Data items

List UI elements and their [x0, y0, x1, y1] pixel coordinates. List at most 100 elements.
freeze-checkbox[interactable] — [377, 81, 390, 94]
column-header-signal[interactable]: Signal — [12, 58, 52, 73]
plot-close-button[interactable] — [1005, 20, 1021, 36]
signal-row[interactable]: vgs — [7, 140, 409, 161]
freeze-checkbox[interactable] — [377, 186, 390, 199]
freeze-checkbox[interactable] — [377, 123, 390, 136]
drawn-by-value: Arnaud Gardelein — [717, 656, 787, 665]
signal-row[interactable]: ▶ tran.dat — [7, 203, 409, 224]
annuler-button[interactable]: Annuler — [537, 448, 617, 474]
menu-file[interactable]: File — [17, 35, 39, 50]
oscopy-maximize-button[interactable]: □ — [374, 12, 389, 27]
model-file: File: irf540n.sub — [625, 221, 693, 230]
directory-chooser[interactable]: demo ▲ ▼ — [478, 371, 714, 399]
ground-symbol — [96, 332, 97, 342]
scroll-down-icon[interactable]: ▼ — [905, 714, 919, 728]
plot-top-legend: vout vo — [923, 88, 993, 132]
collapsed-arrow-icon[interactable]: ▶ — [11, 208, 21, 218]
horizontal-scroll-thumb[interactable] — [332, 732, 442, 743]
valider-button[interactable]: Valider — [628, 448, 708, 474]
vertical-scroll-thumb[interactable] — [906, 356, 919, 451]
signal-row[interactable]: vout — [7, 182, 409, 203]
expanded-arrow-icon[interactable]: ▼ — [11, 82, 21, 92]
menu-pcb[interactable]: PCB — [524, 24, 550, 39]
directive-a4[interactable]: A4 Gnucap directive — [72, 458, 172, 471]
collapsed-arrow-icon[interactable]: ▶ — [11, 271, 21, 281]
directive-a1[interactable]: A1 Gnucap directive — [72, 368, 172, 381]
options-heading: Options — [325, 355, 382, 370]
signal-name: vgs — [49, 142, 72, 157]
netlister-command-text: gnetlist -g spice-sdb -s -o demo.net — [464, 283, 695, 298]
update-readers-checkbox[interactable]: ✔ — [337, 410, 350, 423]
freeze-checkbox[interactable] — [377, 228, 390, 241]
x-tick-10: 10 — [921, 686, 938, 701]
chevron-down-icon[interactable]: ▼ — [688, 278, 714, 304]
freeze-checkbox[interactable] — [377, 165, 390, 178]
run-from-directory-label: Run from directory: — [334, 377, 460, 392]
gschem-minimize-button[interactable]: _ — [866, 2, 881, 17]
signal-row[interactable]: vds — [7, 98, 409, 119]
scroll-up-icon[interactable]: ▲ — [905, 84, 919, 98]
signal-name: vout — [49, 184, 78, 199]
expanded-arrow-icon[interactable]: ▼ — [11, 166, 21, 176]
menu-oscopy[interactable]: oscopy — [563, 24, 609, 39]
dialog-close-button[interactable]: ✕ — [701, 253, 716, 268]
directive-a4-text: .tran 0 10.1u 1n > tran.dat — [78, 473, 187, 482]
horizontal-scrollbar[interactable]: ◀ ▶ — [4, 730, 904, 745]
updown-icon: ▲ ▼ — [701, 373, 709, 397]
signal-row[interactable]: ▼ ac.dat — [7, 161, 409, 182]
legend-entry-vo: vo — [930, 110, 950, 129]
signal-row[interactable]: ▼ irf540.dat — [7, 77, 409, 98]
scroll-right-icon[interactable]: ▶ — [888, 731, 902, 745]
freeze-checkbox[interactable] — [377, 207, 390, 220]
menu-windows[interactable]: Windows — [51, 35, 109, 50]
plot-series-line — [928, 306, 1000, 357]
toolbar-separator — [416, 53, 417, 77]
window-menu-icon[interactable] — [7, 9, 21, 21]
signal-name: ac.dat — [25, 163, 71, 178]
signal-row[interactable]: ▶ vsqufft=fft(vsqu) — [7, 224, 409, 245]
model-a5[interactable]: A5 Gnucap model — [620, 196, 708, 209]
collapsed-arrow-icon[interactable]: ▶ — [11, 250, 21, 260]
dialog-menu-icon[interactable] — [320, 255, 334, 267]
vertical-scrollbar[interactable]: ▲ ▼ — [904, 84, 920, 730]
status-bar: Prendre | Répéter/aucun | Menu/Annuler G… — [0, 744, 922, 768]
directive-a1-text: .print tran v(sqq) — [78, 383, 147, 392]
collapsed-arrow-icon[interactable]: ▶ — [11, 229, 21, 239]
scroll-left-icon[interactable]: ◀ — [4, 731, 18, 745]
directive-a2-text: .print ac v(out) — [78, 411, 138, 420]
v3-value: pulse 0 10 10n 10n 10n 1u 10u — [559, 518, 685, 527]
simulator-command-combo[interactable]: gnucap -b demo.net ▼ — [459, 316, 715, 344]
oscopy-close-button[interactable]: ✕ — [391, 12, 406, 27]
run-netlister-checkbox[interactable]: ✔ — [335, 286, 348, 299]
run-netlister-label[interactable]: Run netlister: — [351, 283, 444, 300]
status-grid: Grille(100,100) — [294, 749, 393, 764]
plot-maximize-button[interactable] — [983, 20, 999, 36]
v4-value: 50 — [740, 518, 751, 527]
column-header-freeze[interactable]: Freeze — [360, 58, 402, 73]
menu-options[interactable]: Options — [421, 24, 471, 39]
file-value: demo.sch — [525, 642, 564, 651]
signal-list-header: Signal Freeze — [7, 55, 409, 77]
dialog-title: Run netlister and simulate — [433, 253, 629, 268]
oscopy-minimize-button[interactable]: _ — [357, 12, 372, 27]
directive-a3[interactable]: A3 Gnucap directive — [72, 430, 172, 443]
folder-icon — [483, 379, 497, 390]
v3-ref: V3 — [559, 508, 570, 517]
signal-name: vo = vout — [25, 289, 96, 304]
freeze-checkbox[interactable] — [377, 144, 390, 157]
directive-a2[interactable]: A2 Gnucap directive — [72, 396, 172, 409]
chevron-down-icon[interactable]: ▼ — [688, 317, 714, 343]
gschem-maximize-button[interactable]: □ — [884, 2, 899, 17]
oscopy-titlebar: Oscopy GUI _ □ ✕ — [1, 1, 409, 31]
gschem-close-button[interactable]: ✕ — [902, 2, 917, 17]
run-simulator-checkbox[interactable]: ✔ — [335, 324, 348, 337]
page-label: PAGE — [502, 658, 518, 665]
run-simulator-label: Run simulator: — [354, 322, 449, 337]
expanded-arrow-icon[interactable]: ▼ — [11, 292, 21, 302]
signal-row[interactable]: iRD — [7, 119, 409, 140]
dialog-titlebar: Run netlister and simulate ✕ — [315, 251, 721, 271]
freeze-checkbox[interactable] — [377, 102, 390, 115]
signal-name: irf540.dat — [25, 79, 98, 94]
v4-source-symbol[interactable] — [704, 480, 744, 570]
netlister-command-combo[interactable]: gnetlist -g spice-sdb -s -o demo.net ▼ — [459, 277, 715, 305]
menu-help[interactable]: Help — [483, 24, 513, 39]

Exercise directions ▸
Reproduce the lines above, replacing "freeze-checkbox" with "hold-checkbox" throughout and keeping everything else identical.

Answer for the task ▸
List UI elements and their [x0, y0, x1, y1] pixel coordinates. List at most 100 elements.
hold-checkbox[interactable] — [377, 81, 390, 94]
column-header-signal[interactable]: Signal — [12, 58, 52, 73]
plot-close-button[interactable] — [1005, 20, 1021, 36]
signal-row[interactable]: vgs — [7, 140, 409, 161]
hold-checkbox[interactable] — [377, 186, 390, 199]
hold-checkbox[interactable] — [377, 123, 390, 136]
drawn-by-value: Arnaud Gardelein — [717, 656, 787, 665]
signal-row[interactable]: ▶ tran.dat — [7, 203, 409, 224]
annuler-button[interactable]: Annuler — [537, 448, 617, 474]
menu-file[interactable]: File — [17, 35, 39, 50]
oscopy-maximize-button[interactable]: □ — [374, 12, 389, 27]
model-file: File: irf540n.sub — [625, 221, 693, 230]
directory-chooser[interactable]: demo ▲ ▼ — [478, 371, 714, 399]
ground-symbol — [96, 332, 97, 342]
scroll-down-icon[interactable]: ▼ — [905, 714, 919, 728]
plot-top-legend: vout vo — [923, 88, 993, 132]
collapsed-arrow-icon[interactable]: ▶ — [11, 208, 21, 218]
horizontal-scroll-thumb[interactable] — [332, 732, 442, 743]
valider-button[interactable]: Valider — [628, 448, 708, 474]
vertical-scroll-thumb[interactable] — [906, 356, 919, 451]
signal-row[interactable]: vout — [7, 182, 409, 203]
expanded-arrow-icon[interactable]: ▼ — [11, 82, 21, 92]
menu-pcb[interactable]: PCB — [524, 24, 550, 39]
directive-a4[interactable]: A4 Gnucap directive — [72, 458, 172, 471]
collapsed-arrow-icon[interactable]: ▶ — [11, 271, 21, 281]
directive-a1[interactable]: A1 Gnucap directive — [72, 368, 172, 381]
options-heading: Options — [325, 355, 382, 370]
signal-name: vgs — [49, 142, 72, 157]
netlister-command-text: gnetlist -g spice-sdb -s -o demo.net — [464, 283, 695, 298]
update-readers-checkbox[interactable]: ✔ — [337, 410, 350, 423]
hold-checkbox[interactable] — [377, 228, 390, 241]
x-tick-10: 10 — [921, 686, 938, 701]
chevron-down-icon[interactable]: ▼ — [688, 278, 714, 304]
hold-checkbox[interactable] — [377, 165, 390, 178]
run-from-directory-label: Run from directory: — [334, 377, 460, 392]
gschem-minimize-button[interactable]: _ — [866, 2, 881, 17]
signal-row[interactable]: vds — [7, 98, 409, 119]
scroll-up-icon[interactable]: ▲ — [905, 84, 919, 98]
signal-name: vout — [49, 184, 78, 199]
expanded-arrow-icon[interactable]: ▼ — [11, 166, 21, 176]
menu-oscopy[interactable]: oscopy — [563, 24, 609, 39]
dialog-close-button[interactable]: ✕ — [701, 253, 716, 268]
directive-a4-text: .tran 0 10.1u 1n > tran.dat — [78, 473, 187, 482]
horizontal-scrollbar[interactable]: ◀ ▶ — [4, 730, 904, 745]
updown-icon: ▲ ▼ — [701, 373, 709, 397]
signal-row[interactable]: ▼ ac.dat — [7, 161, 409, 182]
legend-entry-vo: vo — [930, 110, 950, 129]
signal-row[interactable]: ▼ irf540.dat — [7, 77, 409, 98]
scroll-right-icon[interactable]: ▶ — [888, 731, 902, 745]
hold-checkbox[interactable] — [377, 207, 390, 220]
menu-windows[interactable]: Windows — [51, 35, 109, 50]
plot-series-line — [928, 306, 1000, 357]
toolbar-separator — [416, 53, 417, 77]
window-menu-icon[interactable] — [7, 9, 21, 21]
signal-name: ac.dat — [25, 163, 71, 178]
signal-row[interactable]: ▶ vsqufft=fft(vsqu) — [7, 224, 409, 245]
model-a5[interactable]: A5 Gnucap model — [620, 196, 708, 209]
collapsed-arrow-icon[interactable]: ▶ — [11, 250, 21, 260]
dialog-menu-icon[interactable] — [320, 255, 334, 267]
vertical-scrollbar[interactable]: ▲ ▼ — [904, 84, 920, 730]
status-bar: Prendre | Répéter/aucun | Menu/Annuler G… — [0, 744, 922, 768]
directive-a1-text: .print tran v(sqq) — [78, 383, 147, 392]
collapsed-arrow-icon[interactable]: ▶ — [11, 229, 21, 239]
scroll-left-icon[interactable]: ◀ — [4, 731, 18, 745]
directive-a2-text: .print ac v(out) — [78, 411, 138, 420]
v3-value: pulse 0 10 10n 10n 10n 1u 10u — [559, 518, 685, 527]
simulator-command-combo[interactable]: gnucap -b demo.net ▼ — [459, 316, 715, 344]
oscopy-close-button[interactable]: ✕ — [391, 12, 406, 27]
run-netlister-checkbox[interactable]: ✔ — [335, 286, 348, 299]
run-netlister-label[interactable]: Run netlister: — [351, 283, 444, 300]
status-grid: Grille(100,100) — [294, 749, 393, 764]
plot-maximize-button[interactable] — [983, 20, 999, 36]
v4-value: 50 — [740, 518, 751, 527]
column-header-freeze[interactable]: Freeze — [360, 58, 402, 73]
menu-options[interactable]: Options — [421, 24, 471, 39]
file-value: demo.sch — [525, 642, 564, 651]
signal-list-header: Signal Freeze — [7, 55, 409, 77]
dialog-title: Run netlister and simulate — [433, 253, 629, 268]
oscopy-minimize-button[interactable]: _ — [357, 12, 372, 27]
directive-a3[interactable]: A3 Gnucap directive — [72, 430, 172, 443]
folder-icon — [483, 379, 497, 390]
v3-ref: V3 — [559, 508, 570, 517]
signal-name: vo = vout — [25, 289, 96, 304]
hold-checkbox[interactable] — [377, 144, 390, 157]
directive-a2[interactable]: A2 Gnucap directive — [72, 396, 172, 409]
chevron-down-icon[interactable]: ▼ — [688, 317, 714, 343]
gschem-maximize-button[interactable]: □ — [884, 2, 899, 17]
oscopy-titlebar: Oscopy GUI _ □ ✕ — [1, 1, 409, 31]
gschem-close-button[interactable]: ✕ — [902, 2, 917, 17]
run-simulator-checkbox[interactable]: ✔ — [335, 324, 348, 337]
page-label: PAGE — [502, 658, 518, 665]
run-simulator-label: Run simulator: — [354, 322, 449, 337]
expanded-arrow-icon[interactable]: ▼ — [11, 292, 21, 302]
signal-row[interactable]: iRD — [7, 119, 409, 140]
dialog-titlebar: Run netlister and simulate ✕ — [315, 251, 721, 271]
hold-checkbox[interactable] — [377, 102, 390, 115]
signal-name: irf540.dat — [25, 79, 98, 94]
v4-source-symbol[interactable] — [704, 480, 744, 570]
netlister-command-combo[interactable]: gnetlist -g spice-sdb -s -o demo.net ▼ — [459, 277, 715, 305]
menu-help[interactable]: Help — [483, 24, 513, 39]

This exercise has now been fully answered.